Show all lines of the listing that hold the word "Customers".

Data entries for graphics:
=-=-=-=-=

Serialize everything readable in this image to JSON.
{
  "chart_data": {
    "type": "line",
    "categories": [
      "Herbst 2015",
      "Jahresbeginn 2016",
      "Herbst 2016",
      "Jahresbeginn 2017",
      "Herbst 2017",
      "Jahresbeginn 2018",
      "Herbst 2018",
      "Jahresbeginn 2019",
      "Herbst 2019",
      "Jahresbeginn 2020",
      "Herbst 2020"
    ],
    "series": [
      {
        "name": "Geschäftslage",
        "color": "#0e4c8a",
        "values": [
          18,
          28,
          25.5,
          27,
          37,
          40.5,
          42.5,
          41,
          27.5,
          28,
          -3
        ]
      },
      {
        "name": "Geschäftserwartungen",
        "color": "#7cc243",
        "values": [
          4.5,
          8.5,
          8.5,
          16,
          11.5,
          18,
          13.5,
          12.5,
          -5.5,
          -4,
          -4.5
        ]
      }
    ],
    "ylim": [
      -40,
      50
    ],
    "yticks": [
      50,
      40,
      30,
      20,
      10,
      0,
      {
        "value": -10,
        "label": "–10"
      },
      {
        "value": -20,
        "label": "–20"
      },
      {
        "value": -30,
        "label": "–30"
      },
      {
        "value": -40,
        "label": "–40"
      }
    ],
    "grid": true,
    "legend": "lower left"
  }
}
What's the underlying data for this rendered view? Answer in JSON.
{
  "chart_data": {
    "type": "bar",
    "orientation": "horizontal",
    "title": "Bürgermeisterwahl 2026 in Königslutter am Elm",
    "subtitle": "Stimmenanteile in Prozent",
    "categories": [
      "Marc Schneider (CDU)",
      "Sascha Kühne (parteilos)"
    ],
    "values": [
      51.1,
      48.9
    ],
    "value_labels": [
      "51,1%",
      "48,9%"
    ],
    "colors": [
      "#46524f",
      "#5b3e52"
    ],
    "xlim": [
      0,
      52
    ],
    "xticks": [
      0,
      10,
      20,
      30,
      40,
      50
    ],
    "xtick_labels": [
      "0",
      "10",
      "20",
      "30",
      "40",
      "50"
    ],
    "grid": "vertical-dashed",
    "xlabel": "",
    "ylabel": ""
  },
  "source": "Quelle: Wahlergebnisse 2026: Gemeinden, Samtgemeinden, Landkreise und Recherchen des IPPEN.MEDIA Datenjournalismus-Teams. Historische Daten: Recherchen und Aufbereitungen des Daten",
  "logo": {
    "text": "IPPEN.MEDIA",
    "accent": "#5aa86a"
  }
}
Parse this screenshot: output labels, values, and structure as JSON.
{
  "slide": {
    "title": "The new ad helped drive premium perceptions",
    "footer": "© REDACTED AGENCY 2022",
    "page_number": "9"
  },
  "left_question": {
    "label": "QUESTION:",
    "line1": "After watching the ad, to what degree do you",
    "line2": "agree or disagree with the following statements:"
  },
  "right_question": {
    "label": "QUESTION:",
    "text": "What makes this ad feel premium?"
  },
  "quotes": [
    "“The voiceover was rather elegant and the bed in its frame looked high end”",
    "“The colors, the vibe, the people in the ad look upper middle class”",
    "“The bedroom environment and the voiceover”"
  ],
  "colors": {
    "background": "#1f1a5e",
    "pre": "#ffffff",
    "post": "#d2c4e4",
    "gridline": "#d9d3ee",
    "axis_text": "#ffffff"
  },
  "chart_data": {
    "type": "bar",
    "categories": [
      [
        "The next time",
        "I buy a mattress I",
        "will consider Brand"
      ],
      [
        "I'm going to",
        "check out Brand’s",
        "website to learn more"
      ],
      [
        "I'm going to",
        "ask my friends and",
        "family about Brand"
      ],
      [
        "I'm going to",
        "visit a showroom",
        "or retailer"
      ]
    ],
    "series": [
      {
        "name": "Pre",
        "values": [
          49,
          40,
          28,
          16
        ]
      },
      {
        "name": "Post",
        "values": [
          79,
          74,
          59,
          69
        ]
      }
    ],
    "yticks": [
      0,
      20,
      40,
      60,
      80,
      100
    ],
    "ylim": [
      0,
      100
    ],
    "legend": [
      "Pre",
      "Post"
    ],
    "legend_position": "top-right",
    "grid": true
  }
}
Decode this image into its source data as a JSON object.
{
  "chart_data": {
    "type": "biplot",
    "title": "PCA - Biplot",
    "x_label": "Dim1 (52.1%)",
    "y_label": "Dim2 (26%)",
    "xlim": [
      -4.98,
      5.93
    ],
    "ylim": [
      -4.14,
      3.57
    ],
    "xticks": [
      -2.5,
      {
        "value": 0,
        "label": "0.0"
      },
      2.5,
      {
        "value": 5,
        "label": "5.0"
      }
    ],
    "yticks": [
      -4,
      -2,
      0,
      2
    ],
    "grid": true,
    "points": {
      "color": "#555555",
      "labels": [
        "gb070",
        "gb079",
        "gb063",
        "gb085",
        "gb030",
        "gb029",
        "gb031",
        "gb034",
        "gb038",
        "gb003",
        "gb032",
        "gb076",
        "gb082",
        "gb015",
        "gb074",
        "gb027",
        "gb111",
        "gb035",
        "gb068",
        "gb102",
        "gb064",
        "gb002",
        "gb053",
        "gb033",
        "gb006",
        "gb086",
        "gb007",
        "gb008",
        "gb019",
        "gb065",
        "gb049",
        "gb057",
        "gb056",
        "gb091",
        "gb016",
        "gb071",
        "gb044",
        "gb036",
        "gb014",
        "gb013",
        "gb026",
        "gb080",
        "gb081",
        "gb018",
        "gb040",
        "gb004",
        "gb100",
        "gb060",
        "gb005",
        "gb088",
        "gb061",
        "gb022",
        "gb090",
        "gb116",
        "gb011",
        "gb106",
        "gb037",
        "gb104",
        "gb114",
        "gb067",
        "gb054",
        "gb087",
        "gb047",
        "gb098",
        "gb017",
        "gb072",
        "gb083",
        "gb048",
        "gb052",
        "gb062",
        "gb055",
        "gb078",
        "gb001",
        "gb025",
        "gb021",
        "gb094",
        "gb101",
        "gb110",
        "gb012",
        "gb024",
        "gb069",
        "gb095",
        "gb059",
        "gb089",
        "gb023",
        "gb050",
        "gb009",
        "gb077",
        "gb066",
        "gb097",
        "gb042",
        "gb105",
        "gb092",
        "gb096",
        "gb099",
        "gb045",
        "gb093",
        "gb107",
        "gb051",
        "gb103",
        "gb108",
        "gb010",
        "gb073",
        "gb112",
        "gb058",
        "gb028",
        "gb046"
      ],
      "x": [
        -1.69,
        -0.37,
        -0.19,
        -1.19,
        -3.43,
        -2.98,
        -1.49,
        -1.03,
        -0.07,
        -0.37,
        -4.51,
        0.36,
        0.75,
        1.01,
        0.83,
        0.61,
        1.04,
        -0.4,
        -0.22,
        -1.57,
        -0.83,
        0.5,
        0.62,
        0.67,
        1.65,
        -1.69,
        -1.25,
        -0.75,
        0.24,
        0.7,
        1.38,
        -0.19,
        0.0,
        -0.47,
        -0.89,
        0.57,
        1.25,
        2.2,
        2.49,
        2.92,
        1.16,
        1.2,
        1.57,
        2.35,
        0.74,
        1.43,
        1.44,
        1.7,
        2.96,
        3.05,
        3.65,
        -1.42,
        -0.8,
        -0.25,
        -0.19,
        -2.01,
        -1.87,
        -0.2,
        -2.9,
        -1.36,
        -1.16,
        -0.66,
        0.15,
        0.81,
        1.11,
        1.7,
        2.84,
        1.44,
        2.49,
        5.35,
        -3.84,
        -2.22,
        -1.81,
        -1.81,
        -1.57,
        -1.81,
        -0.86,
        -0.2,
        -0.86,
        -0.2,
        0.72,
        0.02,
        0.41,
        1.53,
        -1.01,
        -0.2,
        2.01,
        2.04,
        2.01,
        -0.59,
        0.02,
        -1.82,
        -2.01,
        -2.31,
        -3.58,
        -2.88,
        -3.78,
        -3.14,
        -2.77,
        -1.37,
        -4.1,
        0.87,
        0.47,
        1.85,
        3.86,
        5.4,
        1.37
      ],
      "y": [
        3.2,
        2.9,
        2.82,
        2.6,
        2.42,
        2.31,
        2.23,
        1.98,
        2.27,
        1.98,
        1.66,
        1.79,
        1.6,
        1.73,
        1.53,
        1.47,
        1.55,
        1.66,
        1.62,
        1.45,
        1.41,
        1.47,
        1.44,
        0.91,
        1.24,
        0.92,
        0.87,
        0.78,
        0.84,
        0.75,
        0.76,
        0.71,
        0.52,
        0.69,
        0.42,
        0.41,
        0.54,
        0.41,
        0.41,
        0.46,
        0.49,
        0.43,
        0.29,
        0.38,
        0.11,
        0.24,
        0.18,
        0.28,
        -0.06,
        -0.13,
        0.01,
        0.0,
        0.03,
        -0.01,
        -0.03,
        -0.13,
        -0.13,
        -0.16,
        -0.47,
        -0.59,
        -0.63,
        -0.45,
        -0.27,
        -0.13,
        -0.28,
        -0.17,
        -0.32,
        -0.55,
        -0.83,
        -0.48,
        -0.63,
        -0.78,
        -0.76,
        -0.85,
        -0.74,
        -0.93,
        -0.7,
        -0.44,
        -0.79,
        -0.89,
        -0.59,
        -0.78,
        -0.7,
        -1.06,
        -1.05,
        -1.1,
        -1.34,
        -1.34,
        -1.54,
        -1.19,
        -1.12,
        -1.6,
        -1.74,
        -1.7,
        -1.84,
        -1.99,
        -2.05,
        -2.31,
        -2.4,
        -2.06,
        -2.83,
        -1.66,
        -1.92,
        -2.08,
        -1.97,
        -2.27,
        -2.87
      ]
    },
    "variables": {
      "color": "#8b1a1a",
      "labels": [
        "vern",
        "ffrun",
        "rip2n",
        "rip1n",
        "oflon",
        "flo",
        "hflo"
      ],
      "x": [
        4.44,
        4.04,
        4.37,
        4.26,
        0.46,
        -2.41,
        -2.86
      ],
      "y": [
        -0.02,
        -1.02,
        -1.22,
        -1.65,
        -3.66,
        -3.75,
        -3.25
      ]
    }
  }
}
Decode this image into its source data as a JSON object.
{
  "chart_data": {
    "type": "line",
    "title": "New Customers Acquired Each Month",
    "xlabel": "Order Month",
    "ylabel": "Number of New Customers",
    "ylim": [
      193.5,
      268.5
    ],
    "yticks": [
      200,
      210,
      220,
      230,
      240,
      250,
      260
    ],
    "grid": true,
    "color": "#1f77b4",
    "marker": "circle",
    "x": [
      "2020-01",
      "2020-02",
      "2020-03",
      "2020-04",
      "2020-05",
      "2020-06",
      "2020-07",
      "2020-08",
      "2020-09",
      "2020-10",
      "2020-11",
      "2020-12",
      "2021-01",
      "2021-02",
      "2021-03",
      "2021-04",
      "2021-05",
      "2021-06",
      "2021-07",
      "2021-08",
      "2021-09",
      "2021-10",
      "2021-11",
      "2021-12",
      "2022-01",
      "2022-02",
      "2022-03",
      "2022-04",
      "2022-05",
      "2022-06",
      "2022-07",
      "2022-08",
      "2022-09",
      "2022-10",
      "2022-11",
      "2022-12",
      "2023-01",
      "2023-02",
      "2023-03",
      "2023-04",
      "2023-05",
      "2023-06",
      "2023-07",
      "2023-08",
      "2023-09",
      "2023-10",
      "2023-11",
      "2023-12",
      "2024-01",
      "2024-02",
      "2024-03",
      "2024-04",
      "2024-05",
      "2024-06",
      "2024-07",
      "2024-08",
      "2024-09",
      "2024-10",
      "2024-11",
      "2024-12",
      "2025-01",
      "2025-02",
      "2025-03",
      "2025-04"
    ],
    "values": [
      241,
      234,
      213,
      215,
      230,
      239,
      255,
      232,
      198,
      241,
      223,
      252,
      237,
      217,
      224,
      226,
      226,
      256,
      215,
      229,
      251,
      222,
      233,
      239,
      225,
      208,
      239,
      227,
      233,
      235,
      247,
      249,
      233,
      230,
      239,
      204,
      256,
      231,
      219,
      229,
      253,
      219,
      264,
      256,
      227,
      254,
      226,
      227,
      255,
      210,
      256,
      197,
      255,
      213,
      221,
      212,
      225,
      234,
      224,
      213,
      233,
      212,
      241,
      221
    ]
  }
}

=-=-=-=-=

### Exercise output
    "title": "New Customers Acquired Each Month",
    "ylabel": "Number of New Customers",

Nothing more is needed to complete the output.